***** Data provided

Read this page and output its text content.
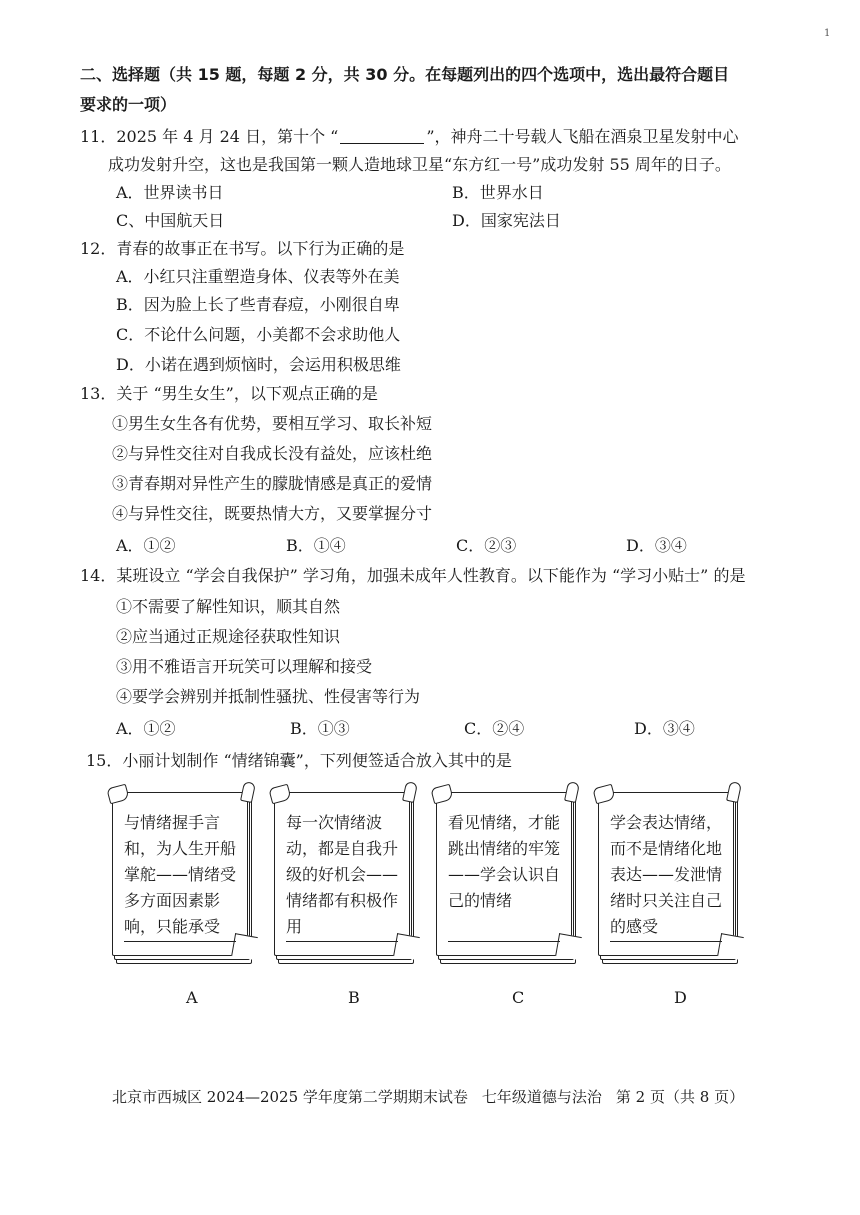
1
二、选择题（共 15 题，每题 2 分，共 30 分。在每题列出的四个选项中，选出最符合题目
要求的一项）
11．2025 年 4 月 24 日，第十个 “	”，神舟二十号载人飞船在酒泉卫星发射中心
成功发射升空，这也是我国第一颗人造地球卫星“东方红一号”成功发射 55 周年的日子。
A．世界读书日	B．世界水日
C、中国航天日	D．国家宪法日
12．青春的故事正在书写。以下行为正确的是
A．小红只注重塑造身体、仪表等外在美
B．因为脸上长了些青春痘，小刚很自卑
C．不论什么问题，小美都不会求助他人
D．小诺在遇到烦恼时，会运用积极思维
13．关于 “男生女生”，以下观点正确的是
①男生女生各有优势，要相互学习、取长补短
②与异性交往对自我成长没有益处，应该杜绝
③青春期对异性产生的朦胧情感是真正的爱情
④与异性交往，既要热情大方，又要掌握分寸
A．①②	B．①④	C．②③	D．③④
14．某班设立 “学会自我保护” 学习角，加强未成年人性教育。以下能作为 “学习小贴士” 的是
①不需要了解性知识，顺其自然
②应当通过正规途径获取性知识
③用不雅语言开玩笑可以理解和接受
④要学会辨别并抵制性骚扰、性侵害等行为
A．①②	B．①③	C．②④	D．③④
15．小丽计划制作 “情绪锦囊”，下列便签适合放入其中的是
与情绪握手言和，为人生开船掌舵——情绪受多方面因素影响，只能承受
A
每一次情绪波动，都是自我升级的好机会——情绪都有积极作用
B
看见情绪，才能跳出情绪的牢笼——学会认识自己的情绪
C
学会表达情绪，而不是情绪化地表达——发泄情绪时只关注自己的感受
D
北京市西城区 2024—2025 学年度第二学期期末试卷 七年级道德与法治 第 2 页（共 8 页）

**********

◆ The problem: Each line of the data is to be duplicated exactly; pictures stay out of the copy.

◆ Task solution:
Read this page and output its text content.
1
二、选择题（共 15 题，每题 2 分，共 30 分。在每题列出的四个选项中，选出最符合题目
要求的一项）
11．2025 年 4 月 24 日，第十个 “	”，神舟二十号载人飞船在酒泉卫星发射中心
成功发射升空，这也是我国第一颗人造地球卫星“东方红一号”成功发射 55 周年的日子。
A．世界读书日	B．世界水日
C、中国航天日	D．国家宪法日
12．青春的故事正在书写。以下行为正确的是
A．小红只注重塑造身体、仪表等外在美
B．因为脸上长了些青春痘，小刚很自卑
C．不论什么问题，小美都不会求助他人
D．小诺在遇到烦恼时，会运用积极思维
13．关于 “男生女生”，以下观点正确的是
①男生女生各有优势，要相互学习、取长补短
②与异性交往对自我成长没有益处，应该杜绝
③青春期对异性产生的朦胧情感是真正的爱情
④与异性交往，既要热情大方，又要掌握分寸
A．①②	B．①④	C．②③	D．③④
14．某班设立 “学会自我保护” 学习角，加强未成年人性教育。以下能作为 “学习小贴士” 的是
①不需要了解性知识，顺其自然
②应当通过正规途径获取性知识
③用不雅语言开玩笑可以理解和接受
④要学会辨别并抵制性骚扰、性侵害等行为
A．①②	B．①③	C．②④	D．③④
15．小丽计划制作 “情绪锦囊”，下列便签适合放入其中的是
与情绪握手言和，为人生开船掌舵——情绪受多方面因素影响，只能承受
A
每一次情绪波动，都是自我升级的好机会——情绪都有积极作用
B
看见情绪，才能跳出情绪的牢笼——学会认识自己的情绪
C
学会表达情绪，而不是情绪化地表达——发泄情绪时只关注自己的感受
D
北京市西城区 2024—2025 学年度第二学期期末试卷 七年级道德与法治 第 2 页（共 8 页）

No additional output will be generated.